■ Records:
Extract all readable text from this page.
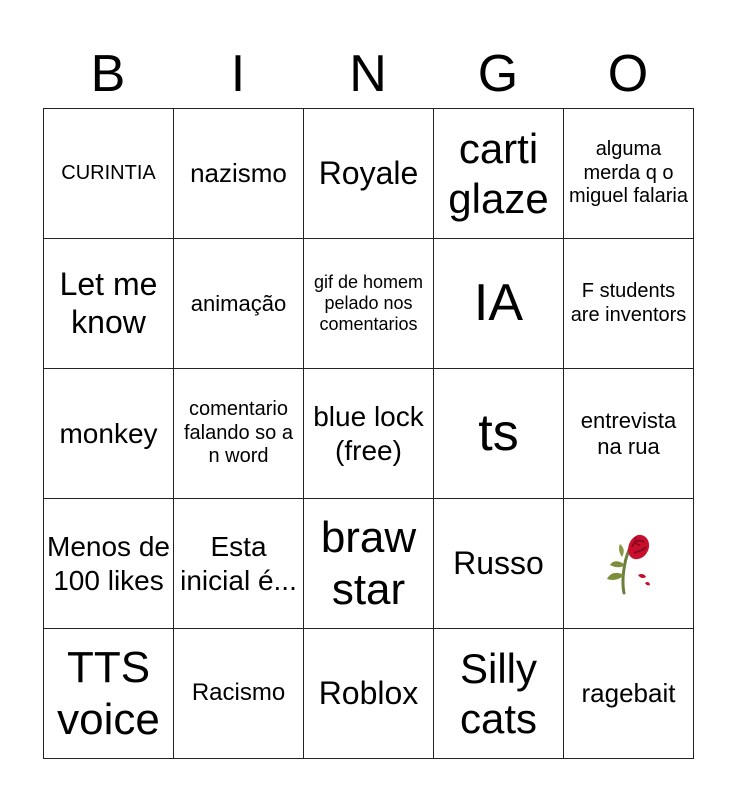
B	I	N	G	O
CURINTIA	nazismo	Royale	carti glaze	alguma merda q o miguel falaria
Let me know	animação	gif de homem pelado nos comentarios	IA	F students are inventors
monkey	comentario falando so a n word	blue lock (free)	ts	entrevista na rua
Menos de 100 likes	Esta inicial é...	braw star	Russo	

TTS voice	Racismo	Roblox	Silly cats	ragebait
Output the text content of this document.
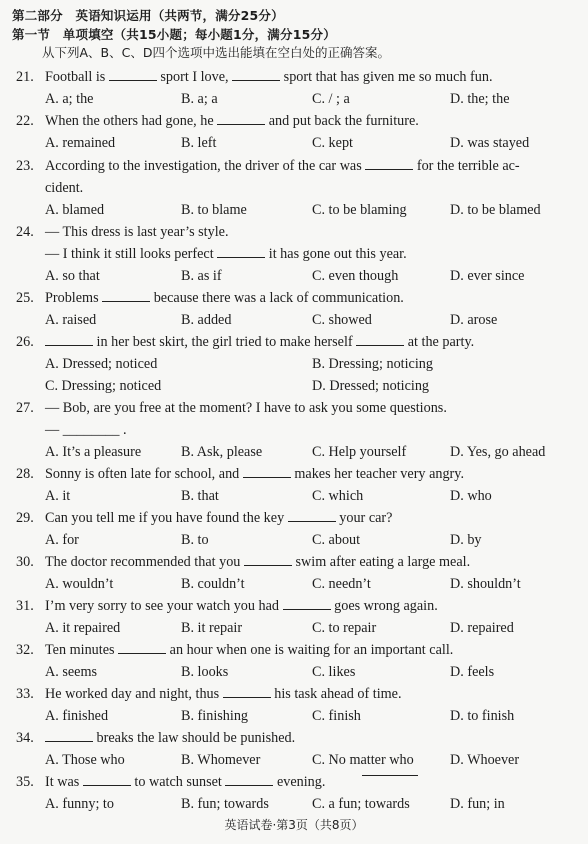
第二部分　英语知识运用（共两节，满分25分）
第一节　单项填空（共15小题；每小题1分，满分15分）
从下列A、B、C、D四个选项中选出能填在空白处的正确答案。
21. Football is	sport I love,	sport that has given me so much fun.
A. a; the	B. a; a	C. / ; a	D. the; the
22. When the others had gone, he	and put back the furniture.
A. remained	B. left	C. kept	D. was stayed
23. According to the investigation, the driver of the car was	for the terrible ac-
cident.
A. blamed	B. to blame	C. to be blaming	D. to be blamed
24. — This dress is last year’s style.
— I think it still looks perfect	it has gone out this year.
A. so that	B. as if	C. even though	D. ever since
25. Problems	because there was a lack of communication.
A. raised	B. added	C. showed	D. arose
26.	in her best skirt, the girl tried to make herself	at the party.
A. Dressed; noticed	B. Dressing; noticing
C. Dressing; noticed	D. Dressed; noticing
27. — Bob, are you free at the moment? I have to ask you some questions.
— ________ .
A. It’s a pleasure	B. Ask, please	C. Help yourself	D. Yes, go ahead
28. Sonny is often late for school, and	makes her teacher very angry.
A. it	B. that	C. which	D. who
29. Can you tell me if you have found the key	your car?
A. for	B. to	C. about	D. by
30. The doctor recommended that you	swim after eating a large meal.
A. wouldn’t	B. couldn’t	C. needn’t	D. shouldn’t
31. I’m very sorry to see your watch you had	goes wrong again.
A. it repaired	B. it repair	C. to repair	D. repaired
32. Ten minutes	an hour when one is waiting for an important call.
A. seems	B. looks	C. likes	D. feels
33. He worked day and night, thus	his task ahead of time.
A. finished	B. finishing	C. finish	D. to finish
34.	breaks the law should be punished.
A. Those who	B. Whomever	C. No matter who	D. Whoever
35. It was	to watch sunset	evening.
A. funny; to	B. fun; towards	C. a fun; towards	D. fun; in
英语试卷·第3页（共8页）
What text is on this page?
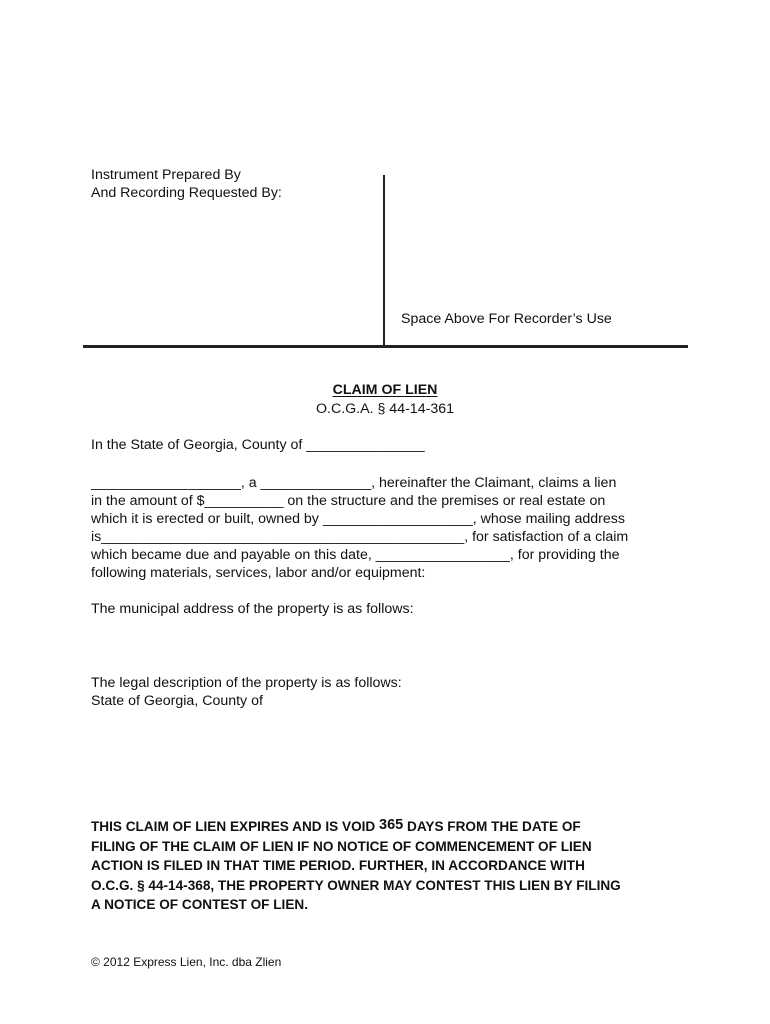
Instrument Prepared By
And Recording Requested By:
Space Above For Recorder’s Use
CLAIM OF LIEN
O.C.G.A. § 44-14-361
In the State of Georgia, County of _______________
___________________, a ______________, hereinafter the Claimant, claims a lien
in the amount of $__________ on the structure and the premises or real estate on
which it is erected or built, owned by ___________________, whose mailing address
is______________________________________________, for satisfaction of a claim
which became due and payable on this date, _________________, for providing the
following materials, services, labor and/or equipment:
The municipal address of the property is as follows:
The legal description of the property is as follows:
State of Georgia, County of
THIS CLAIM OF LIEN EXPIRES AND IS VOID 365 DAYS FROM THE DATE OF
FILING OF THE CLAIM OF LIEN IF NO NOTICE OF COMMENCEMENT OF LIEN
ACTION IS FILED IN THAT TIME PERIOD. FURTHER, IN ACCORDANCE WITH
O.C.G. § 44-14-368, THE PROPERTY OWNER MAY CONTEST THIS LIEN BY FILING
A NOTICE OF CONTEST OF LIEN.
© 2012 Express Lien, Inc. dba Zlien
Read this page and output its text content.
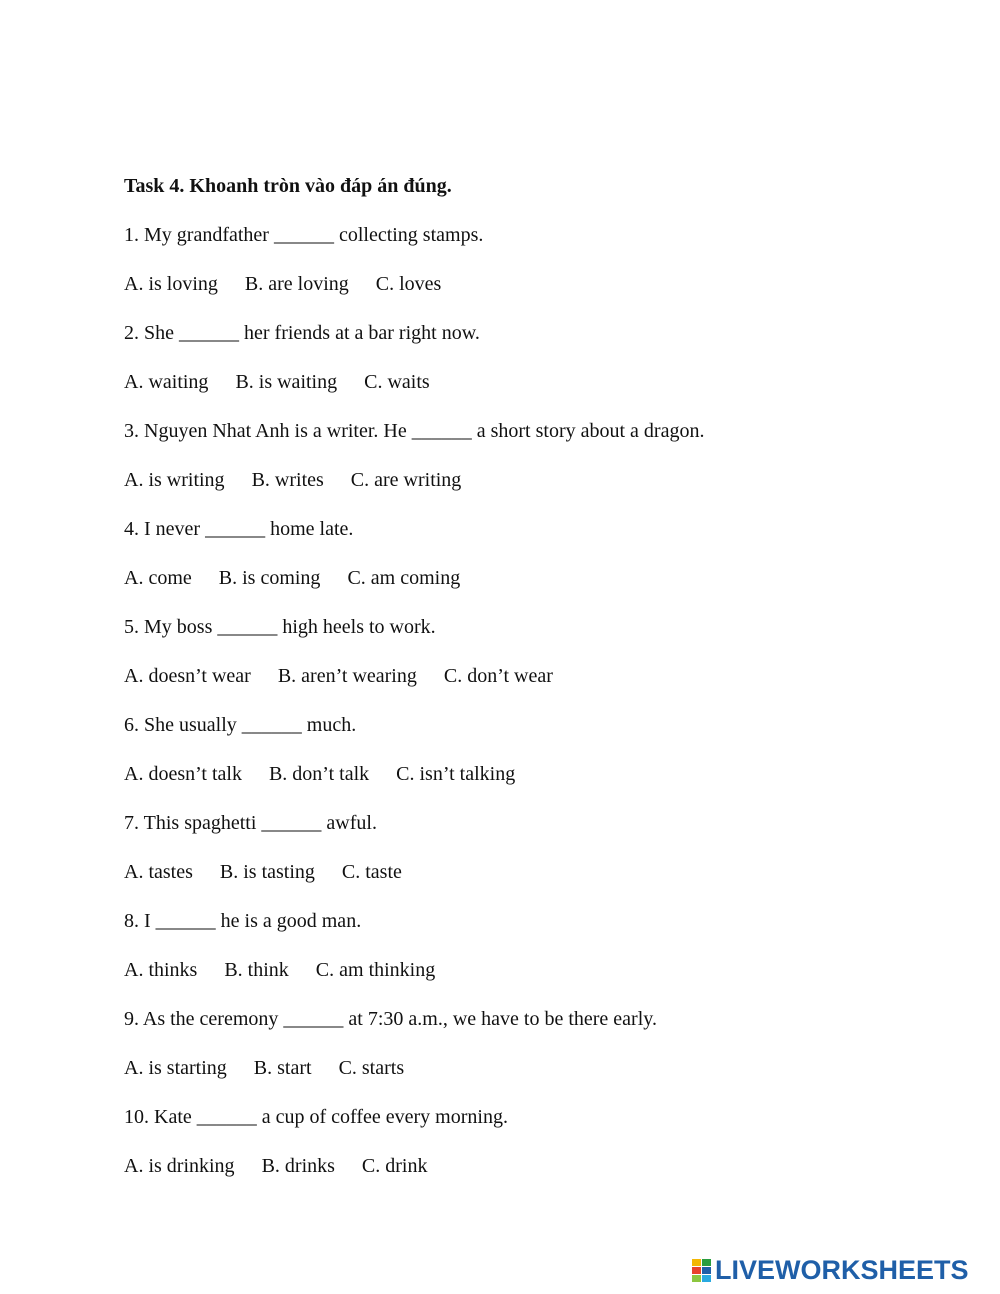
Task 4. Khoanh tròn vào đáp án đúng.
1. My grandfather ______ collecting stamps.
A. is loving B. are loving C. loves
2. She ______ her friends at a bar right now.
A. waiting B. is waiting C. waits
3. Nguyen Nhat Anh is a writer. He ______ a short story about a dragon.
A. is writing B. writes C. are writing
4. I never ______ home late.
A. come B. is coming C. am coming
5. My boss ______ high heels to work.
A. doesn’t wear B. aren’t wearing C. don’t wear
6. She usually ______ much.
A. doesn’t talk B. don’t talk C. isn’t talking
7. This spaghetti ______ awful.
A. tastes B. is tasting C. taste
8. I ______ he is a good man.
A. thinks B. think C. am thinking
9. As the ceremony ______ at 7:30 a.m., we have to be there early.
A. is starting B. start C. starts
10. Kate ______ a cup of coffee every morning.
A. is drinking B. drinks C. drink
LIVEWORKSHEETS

■ Task description:
Track down every line of the material containing the string "content", and copy it.

■ Worked answer:
Output the text content of this document.
Read this page and output its text content.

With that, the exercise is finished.